**To be done**: Your task is to print the material below exactly as presented.
--- Start ---
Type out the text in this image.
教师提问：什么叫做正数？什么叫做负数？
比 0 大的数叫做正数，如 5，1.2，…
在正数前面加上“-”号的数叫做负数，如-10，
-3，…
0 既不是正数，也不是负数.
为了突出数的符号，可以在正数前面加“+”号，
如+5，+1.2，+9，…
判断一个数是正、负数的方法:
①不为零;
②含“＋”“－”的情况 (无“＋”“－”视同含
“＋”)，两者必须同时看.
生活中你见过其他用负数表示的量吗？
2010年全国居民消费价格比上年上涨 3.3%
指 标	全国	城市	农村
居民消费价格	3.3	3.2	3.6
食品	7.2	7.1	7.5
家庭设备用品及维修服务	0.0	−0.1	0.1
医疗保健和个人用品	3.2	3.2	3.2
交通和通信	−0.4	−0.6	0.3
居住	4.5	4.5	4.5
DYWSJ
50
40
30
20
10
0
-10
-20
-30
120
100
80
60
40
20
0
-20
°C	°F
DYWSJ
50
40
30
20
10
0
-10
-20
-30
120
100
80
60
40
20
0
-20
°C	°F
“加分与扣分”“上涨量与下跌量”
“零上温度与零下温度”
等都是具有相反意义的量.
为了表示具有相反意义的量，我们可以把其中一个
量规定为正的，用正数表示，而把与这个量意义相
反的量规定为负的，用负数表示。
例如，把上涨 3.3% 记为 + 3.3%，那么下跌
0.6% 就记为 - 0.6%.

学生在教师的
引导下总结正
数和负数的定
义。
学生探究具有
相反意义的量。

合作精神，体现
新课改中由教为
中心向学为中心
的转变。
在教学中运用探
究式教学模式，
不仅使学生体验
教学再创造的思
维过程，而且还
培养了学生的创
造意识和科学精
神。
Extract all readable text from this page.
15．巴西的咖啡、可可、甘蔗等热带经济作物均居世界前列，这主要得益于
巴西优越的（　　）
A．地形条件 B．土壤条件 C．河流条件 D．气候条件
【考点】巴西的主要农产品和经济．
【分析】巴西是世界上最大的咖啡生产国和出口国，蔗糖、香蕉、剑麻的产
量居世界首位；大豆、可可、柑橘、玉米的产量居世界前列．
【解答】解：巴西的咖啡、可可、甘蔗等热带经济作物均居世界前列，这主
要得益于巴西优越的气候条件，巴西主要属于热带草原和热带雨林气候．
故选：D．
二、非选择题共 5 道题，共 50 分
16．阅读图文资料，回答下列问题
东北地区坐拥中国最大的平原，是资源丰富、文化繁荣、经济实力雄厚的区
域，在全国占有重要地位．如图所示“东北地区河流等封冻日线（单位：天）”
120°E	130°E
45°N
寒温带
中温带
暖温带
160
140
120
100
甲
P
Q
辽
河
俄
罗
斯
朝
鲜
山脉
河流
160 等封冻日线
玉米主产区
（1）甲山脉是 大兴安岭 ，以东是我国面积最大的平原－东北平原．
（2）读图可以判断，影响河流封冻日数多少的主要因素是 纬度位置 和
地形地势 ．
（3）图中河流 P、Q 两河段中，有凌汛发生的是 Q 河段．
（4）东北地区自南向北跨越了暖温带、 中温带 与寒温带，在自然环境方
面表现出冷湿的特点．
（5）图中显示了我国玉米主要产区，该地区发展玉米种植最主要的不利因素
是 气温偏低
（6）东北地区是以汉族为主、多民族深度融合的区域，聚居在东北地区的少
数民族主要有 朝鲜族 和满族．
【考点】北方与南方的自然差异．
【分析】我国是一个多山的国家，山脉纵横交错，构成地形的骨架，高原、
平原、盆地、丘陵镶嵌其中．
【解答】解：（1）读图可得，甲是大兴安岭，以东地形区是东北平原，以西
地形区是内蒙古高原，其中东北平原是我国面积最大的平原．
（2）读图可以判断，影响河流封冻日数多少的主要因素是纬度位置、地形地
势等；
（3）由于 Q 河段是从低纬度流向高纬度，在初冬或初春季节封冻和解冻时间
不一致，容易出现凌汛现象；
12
--- End ---
**Expected answer**:
Type out the text in this image.
教师提问：什么叫做正数？什么叫做负数？
比 0 大的数叫做正数，如 5，1.2，…
在正数前面加上“-”号的数叫做负数，如-10，
-3，…
0 既不是正数，也不是负数.
为了突出数的符号，可以在正数前面加“+”号，
如+5，+1.2，+9，…
判断一个数是正、负数的方法:
①不为零;
②含“＋”“－”的情况 (无“＋”“－”视同含
“＋”)，两者必须同时看.
生活中你见过其他用负数表示的量吗？
2010年全国居民消费价格比上年上涨 3.3%
指 标	全国	城市	农村
居民消费价格	3.3	3.2	3.6
食品	7.2	7.1	7.5
家庭设备用品及维修服务	0.0	−0.1	0.1
医疗保健和个人用品	3.2	3.2	3.2
交通和通信	−0.4	−0.6	0.3
居住	4.5	4.5	4.5
DYWSJ
50
40
30
20
10
0
-10
-20
-30
120
100
80
60
40
20
0
-20
°C	°F
DYWSJ
50
40
30
20
10
0
-10
-20
-30
120
100
80
60
40
20
0
-20
°C	°F
“加分与扣分”“上涨量与下跌量”
“零上温度与零下温度”
等都是具有相反意义的量.
为了表示具有相反意义的量，我们可以把其中一个
量规定为正的，用正数表示，而把与这个量意义相
反的量规定为负的，用负数表示。
例如，把上涨 3.3% 记为 + 3.3%，那么下跌
0.6% 就记为 - 0.6%.

学生在教师的
引导下总结正
数和负数的定
义。
学生探究具有
相反意义的量。

合作精神，体现
新课改中由教为
中心向学为中心
的转变。
在教学中运用探
究式教学模式，
不仅使学生体验
教学再创造的思
维过程，而且还
培养了学生的创
造意识和科学精
神。
Extract all readable text from this page.
15．巴西的咖啡、可可、甘蔗等热带经济作物均居世界前列，这主要得益于
巴西优越的（　　）
A．地形条件 B．土壤条件 C．河流条件 D．气候条件
【考点】巴西的主要农产品和经济．
【分析】巴西是世界上最大的咖啡生产国和出口国，蔗糖、香蕉、剑麻的产
量居世界首位；大豆、可可、柑橘、玉米的产量居世界前列．
【解答】解：巴西的咖啡、可可、甘蔗等热带经济作物均居世界前列，这主
要得益于巴西优越的气候条件，巴西主要属于热带草原和热带雨林气候．
故选：D．
二、非选择题共 5 道题，共 50 分
16．阅读图文资料，回答下列问题
东北地区坐拥中国最大的平原，是资源丰富、文化繁荣、经济实力雄厚的区
域，在全国占有重要地位．如图所示“东北地区河流等封冻日线（单位：天）”
120°E	130°E
45°N
寒温带
中温带
暖温带
160
140
120
100
甲
P
Q
辽
河
俄
罗
斯
朝
鲜
山脉
河流
160 等封冻日线
玉米主产区
（1）甲山脉是 大兴安岭 ，以东是我国面积最大的平原－东北平原．
（2）读图可以判断，影响河流封冻日数多少的主要因素是 纬度位置 和
地形地势 ．
（3）图中河流 P、Q 两河段中，有凌汛发生的是 Q 河段．
（4）东北地区自南向北跨越了暖温带、 中温带 与寒温带，在自然环境方
面表现出冷湿的特点．
（5）图中显示了我国玉米主要产区，该地区发展玉米种植最主要的不利因素
是 气温偏低
（6）东北地区是以汉族为主、多民族深度融合的区域，聚居在东北地区的少
数民族主要有 朝鲜族 和满族．
【考点】北方与南方的自然差异．
【分析】我国是一个多山的国家，山脉纵横交错，构成地形的骨架，高原、
平原、盆地、丘陵镶嵌其中．
【解答】解：（1）读图可得，甲是大兴安岭，以东地形区是东北平原，以西
地形区是内蒙古高原，其中东北平原是我国面积最大的平原．
（2）读图可以判断，影响河流封冻日数多少的主要因素是纬度位置、地形地
势等；
（3）由于 Q 河段是从低纬度流向高纬度，在初冬或初春季节封冻和解冻时间
不一致，容易出现凌汛现象；
12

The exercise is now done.